What is needed: Restate all the material verbatim, except for the pictures.

• • •

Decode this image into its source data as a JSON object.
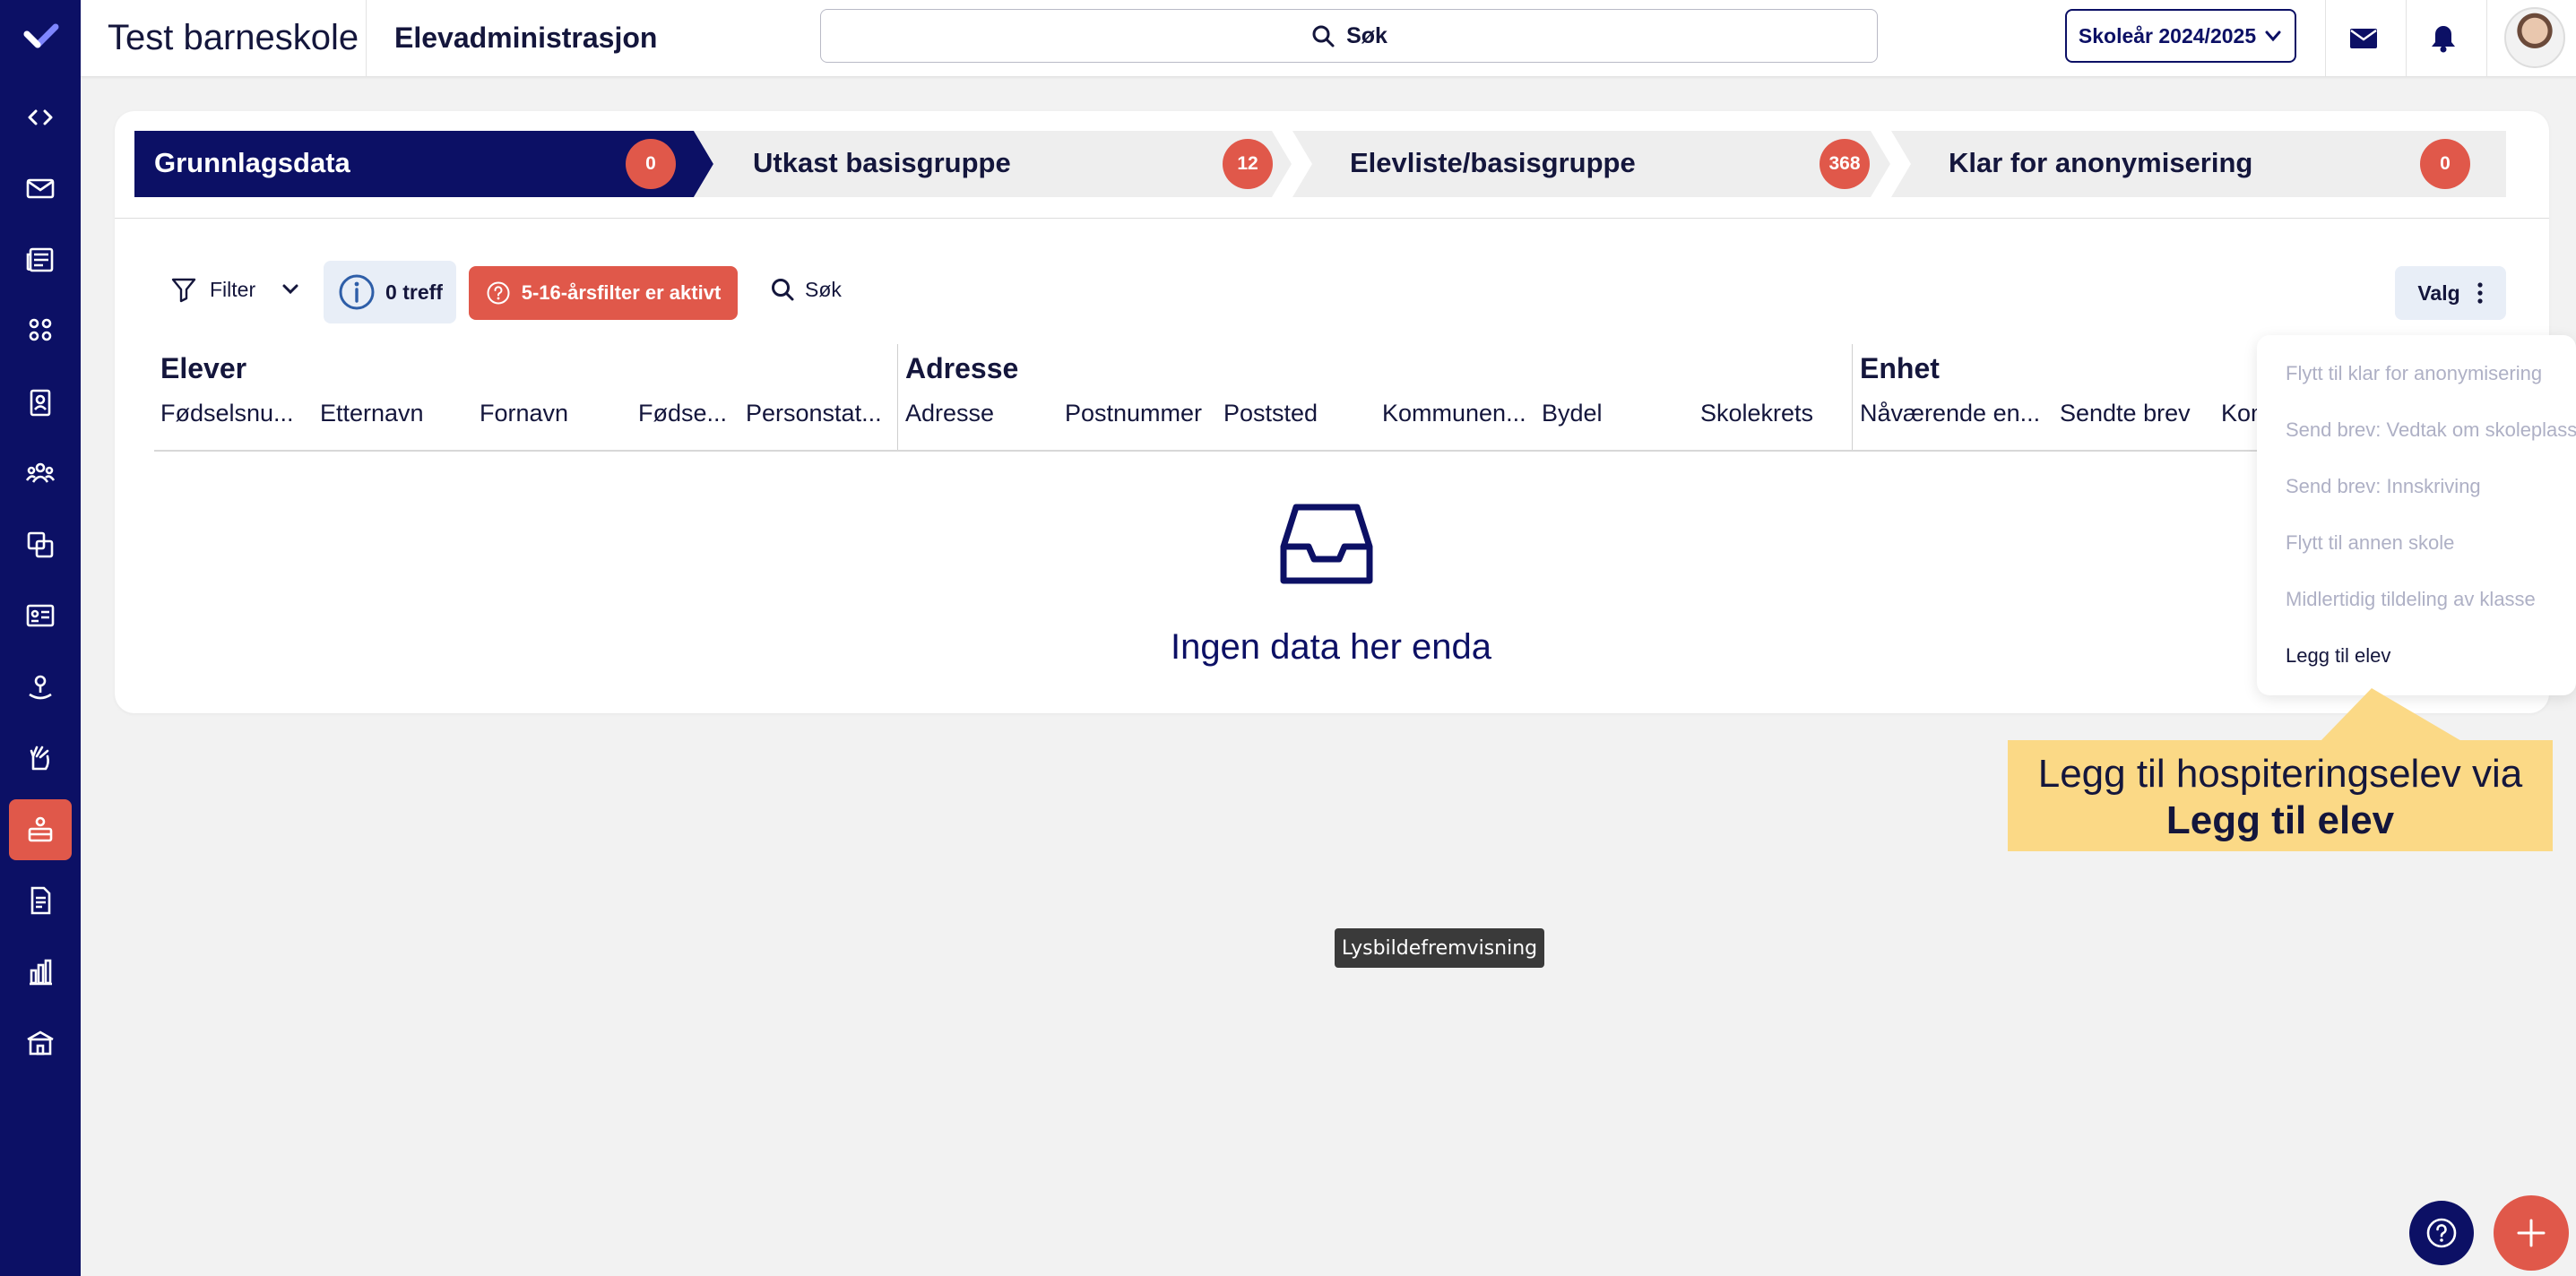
{
  "app": {
    "school_name": "Test barneskole",
    "module_title": "Elevadministrasjon",
    "search_label": "Søk",
    "school_year": "Skoleår 2024/2025"
  },
  "colors": {
    "navy": "#0c1065",
    "accent_red": "#e0584a",
    "callout_yellow": "#fbd986"
  },
  "rail_icons": [
    "code-icon",
    "mail-icon",
    "news-icon",
    "groups-icon",
    "badge-icon",
    "people-icon",
    "exchange-icon",
    "id-card-icon",
    "person-pin-icon",
    "hand-icon",
    "student-admin-icon",
    "document-icon",
    "bar-chart-icon",
    "school-icon"
  ],
  "steps": [
    {
      "label": "Grunnlagsdata",
      "count": "0",
      "active": true
    },
    {
      "label": "Utkast basisgruppe",
      "count": "12",
      "active": false
    },
    {
      "label": "Elevliste/basisgruppe",
      "count": "368",
      "active": false
    },
    {
      "label": "Klar for anonymisering",
      "count": "0",
      "active": false
    }
  ],
  "toolbar": {
    "filter_label": "Filter",
    "hits_label": "0 treff",
    "age_filter_label": "5-16-årsfilter er aktivt",
    "search_label": "Søk",
    "options_label": "Valg"
  },
  "table": {
    "groups": [
      "Elever",
      "Adresse",
      "Enhet"
    ],
    "columns": [
      "Fødselsnu...",
      "Etternavn",
      "Fornavn",
      "Fødse...",
      "Personstat...",
      "Adresse",
      "Postnummer",
      "Poststed",
      "Kommunen...",
      "Bydel",
      "Skolekrets",
      "Nåværende en...",
      "Sendte brev",
      "Kom"
    ]
  },
  "empty_state": {
    "message": "Ingen data her enda"
  },
  "options_menu": {
    "items": [
      {
        "label": "Flytt til klar for anonymisering",
        "enabled": false
      },
      {
        "label": "Send brev: Vedtak om skoleplass",
        "enabled": false
      },
      {
        "label": "Send brev: Innskriving",
        "enabled": false
      },
      {
        "label": "Flytt til annen skole",
        "enabled": false
      },
      {
        "label": "Midlertidig tildeling av klasse",
        "enabled": false
      },
      {
        "label": "Legg til elev",
        "enabled": true
      }
    ]
  },
  "callout": {
    "line1": "Legg til hospiteringselev via",
    "line2": "Legg til elev"
  },
  "slideshow_tooltip": "Lysbildefremvisning"
}
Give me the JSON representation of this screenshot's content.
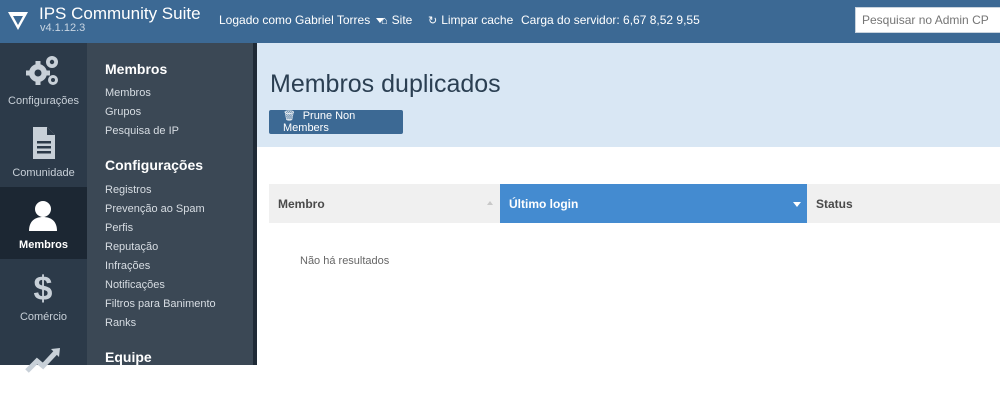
{
  "header": {
    "brand_title": "IPS Community Suite",
    "brand_version": "v4.1.12.3",
    "logged_as": "Logado como Gabriel Torres",
    "site": "Site",
    "clear_cache": "Limpar cache",
    "server_load": "Carga do servidor: 6,67 8,52 9,55",
    "search_placeholder": "Pesquisar no Admin CP"
  },
  "iconbar": {
    "items": [
      {
        "label": "Configurações",
        "icon": "gears-icon"
      },
      {
        "label": "Comunidade",
        "icon": "document-icon"
      },
      {
        "label": "Membros",
        "icon": "user-icon",
        "active": true
      },
      {
        "label": "Comércio",
        "icon": "dollar-icon"
      },
      {
        "label": "",
        "icon": "chart-icon"
      }
    ]
  },
  "subnav": {
    "sections": [
      {
        "title": "Membros",
        "links": [
          "Membros",
          "Grupos",
          "Pesquisa de IP"
        ]
      },
      {
        "title": "Configurações",
        "links": [
          "Registros",
          "Prevenção ao Spam",
          "Perfis",
          "Reputação",
          "Infrações",
          "Notificações",
          "Filtros para Banimento",
          "Ranks"
        ]
      },
      {
        "title": "Equipe",
        "links": []
      }
    ]
  },
  "main": {
    "title": "Membros duplicados",
    "prune_button": "Prune Non Members",
    "table": {
      "columns": [
        "Membro",
        "Último login",
        "Status"
      ],
      "empty_text": "Não há resultados"
    }
  },
  "colors": {
    "header_bg": "#3c6994",
    "sidebar_bg": "#2c3a49",
    "subnav_bg": "#3b4855",
    "accent": "#448bd0",
    "main_head_bg": "#d9e7f4"
  }
}
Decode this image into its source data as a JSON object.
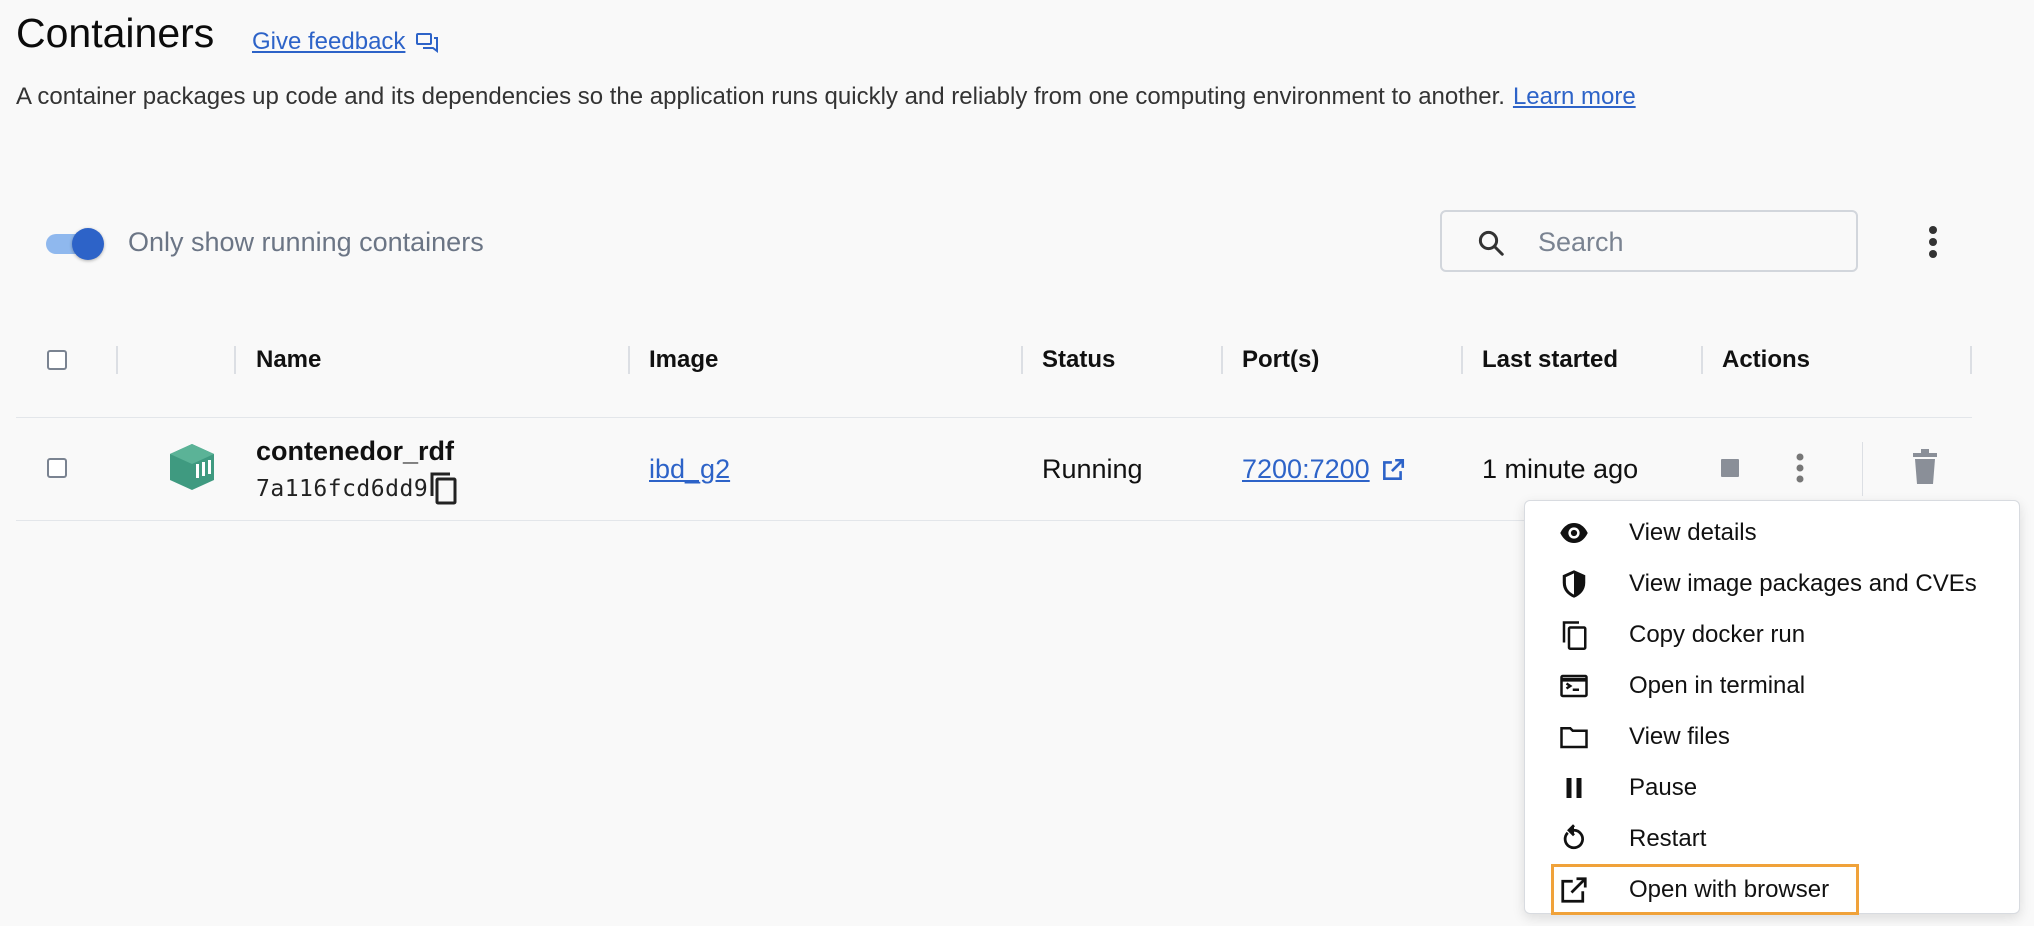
{
  "header": {
    "title": "Containers",
    "feedback_link": "Give feedback",
    "description": "A container packages up code and its dependencies so the application runs quickly and reliably from one computing environment to another.",
    "learn_more": "Learn more"
  },
  "filters": {
    "toggle_label": "Only show running containers",
    "toggle_on": true,
    "search_placeholder": "Search"
  },
  "table": {
    "columns": [
      "Name",
      "Image",
      "Status",
      "Port(s)",
      "Last started",
      "Actions"
    ],
    "rows": [
      {
        "name": "contenedor_rdf",
        "id": "7a116fcd6dd9",
        "image": "ibd_g2",
        "status": "Running",
        "ports": "7200:7200",
        "last_started": "1 minute ago"
      }
    ]
  },
  "context_menu": {
    "items": [
      {
        "label": "View details",
        "icon": "eye-icon"
      },
      {
        "label": "View image packages and CVEs",
        "icon": "shield-icon"
      },
      {
        "label": "Copy docker run",
        "icon": "copy-icon"
      },
      {
        "label": "Open in terminal",
        "icon": "terminal-icon"
      },
      {
        "label": "View files",
        "icon": "folder-icon"
      },
      {
        "label": "Pause",
        "icon": "pause-icon"
      },
      {
        "label": "Restart",
        "icon": "restart-icon"
      },
      {
        "label": "Open with browser",
        "icon": "open-external-icon",
        "highlighted": true
      }
    ]
  },
  "colors": {
    "accent": "#2d63c8",
    "container_icon": "#3f9a80",
    "highlight_outline": "#f0a23a"
  }
}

• • •

Solution to the problem:
Decode this image into its source data as a JSON object.
{
  "app": {
    "school_name": "Test barneskole",
    "module_title": "Elevadministrasjon",
    "search_label": "Søk",
    "school_year": "Skoleår 2024/2025"
  },
  "colors": {
    "navy": "#0c1065",
    "accent_red": "#e0584a",
    "callout_yellow": "#fbd986"
  },
  "rail_icons": [
    "code-icon",
    "mail-icon",
    "news-icon",
    "groups-icon",
    "badge-icon",
    "people-icon",
    "exchange-icon",
    "id-card-icon",
    "person-pin-icon",
    "hand-icon",
    "student-admin-icon",
    "document-icon",
    "bar-chart-icon",
    "school-icon"
  ],
  "steps": [
    {
      "label": "Grunnlagsdata",
      "count": "0",
      "active": true
    },
    {
      "label": "Utkast basisgruppe",
      "count": "12",
      "active": false
    },
    {
      "label": "Elevliste/basisgruppe",
      "count": "368",
      "active": false
    },
    {
      "label": "Klar for anonymisering",
      "count": "0",
      "active": false
    }
  ],
  "toolbar": {
    "filter_label": "Filter",
    "hits_label": "0 treff",
    "age_filter_label": "5-16-årsfilter er aktivt",
    "search_label": "Søk",
    "options_label": "Valg"
  },
  "table": {
    "groups": [
      "Elever",
      "Adresse",
      "Enhet"
    ],
    "columns": [
      "Fødselsnu...",
      "Etternavn",
      "Fornavn",
      "Fødse...",
      "Personstat...",
      "Adresse",
      "Postnummer",
      "Poststed",
      "Kommunen...",
      "Bydel",
      "Skolekrets",
      "Nåværende en...",
      "Sendte brev",
      "Kom"
    ]
  },
  "empty_state": {
    "message": "Ingen data her enda"
  },
  "options_menu": {
    "items": [
      {
        "label": "Flytt til klar for anonymisering",
        "enabled": false
      },
      {
        "label": "Send brev: Vedtak om skoleplass",
        "enabled": false
      },
      {
        "label": "Send brev: Innskriving",
        "enabled": false
      },
      {
        "label": "Flytt til annen skole",
        "enabled": false
      },
      {
        "label": "Midlertidig tildeling av klasse",
        "enabled": false
      },
      {
        "label": "Legg til elev",
        "enabled": true
      }
    ]
  },
  "callout": {
    "line1": "Legg til hospiteringselev via",
    "line2": "Legg til elev"
  },
  "slideshow_tooltip": "Lysbildefremvisning"
}
Give me the JSON representation of this screenshot's content.
{
  "header": {
    "brand_title": "IPS Community Suite",
    "brand_version": "v4.1.12.3",
    "logged_as": "Logado como Gabriel Torres",
    "site": "Site",
    "clear_cache": "Limpar cache",
    "server_load": "Carga do servidor: 6,67 8,52 9,55",
    "search_placeholder": "Pesquisar no Admin CP"
  },
  "iconbar": {
    "items": [
      {
        "label": "Configurações",
        "icon": "gears-icon"
      },
      {
        "label": "Comunidade",
        "icon": "document-icon"
      },
      {
        "label": "Membros",
        "icon": "user-icon",
        "active": true
      },
      {
        "label": "Comércio",
        "icon": "dollar-icon"
      },
      {
        "label": "",
        "icon": "chart-icon"
      }
    ]
  },
  "subnav": {
    "sections": [
      {
        "title": "Membros",
        "links": [
          "Membros",
          "Grupos",
          "Pesquisa de IP"
        ]
      },
      {
        "title": "Configurações",
        "links": [
          "Registros",
          "Prevenção ao Spam",
          "Perfis",
          "Reputação",
          "Infrações",
          "Notificações",
          "Filtros para Banimento",
          "Ranks"
        ]
      },
      {
        "title": "Equipe",
        "links": []
      }
    ]
  },
  "main": {
    "title": "Membros duplicados",
    "prune_button": "Prune Non Members",
    "table": {
      "columns": [
        "Membro",
        "Último login",
        "Status"
      ],
      "empty_text": "Não há resultados"
    }
  },
  "colors": {
    "header_bg": "#3c6994",
    "sidebar_bg": "#2c3a49",
    "subnav_bg": "#3b4855",
    "accent": "#448bd0",
    "main_head_bg": "#d9e7f4"
  }
}
Decode this image into its source data as a JSON object.
{
  "header": {
    "title": "Containers",
    "feedback_link": "Give feedback",
    "description": "A container packages up code and its dependencies so the application runs quickly and reliably from one computing environment to another.",
    "learn_more": "Learn more"
  },
  "filters": {
    "toggle_label": "Only show running containers",
    "toggle_on": true,
    "search_placeholder": "Search"
  },
  "table": {
    "columns": [
      "Name",
      "Image",
      "Status",
      "Port(s)",
      "Last started",
      "Actions"
    ],
    "rows": [
      {
        "name": "contenedor_rdf",
        "id": "7a116fcd6dd9",
        "image": "ibd_g2",
        "status": "Running",
        "ports": "7200:7200",
        "last_started": "1 minute ago"
      }
    ]
  },
  "context_menu": {
    "items": [
      {
        "label": "View details",
        "icon": "eye-icon"
      },
      {
        "label": "View image packages and CVEs",
        "icon": "shield-icon"
      },
      {
        "label": "Copy docker run",
        "icon": "copy-icon"
      },
      {
        "label": "Open in terminal",
        "icon": "terminal-icon"
      },
      {
        "label": "View files",
        "icon": "folder-icon"
      },
      {
        "label": "Pause",
        "icon": "pause-icon"
      },
      {
        "label": "Restart",
        "icon": "restart-icon"
      },
      {
        "label": "Open with browser",
        "icon": "open-external-icon",
        "highlighted": true
      }
    ]
  },
  "colors": {
    "accent": "#2d63c8",
    "container_icon": "#3f9a80",
    "highlight_outline": "#f0a23a"
  }
}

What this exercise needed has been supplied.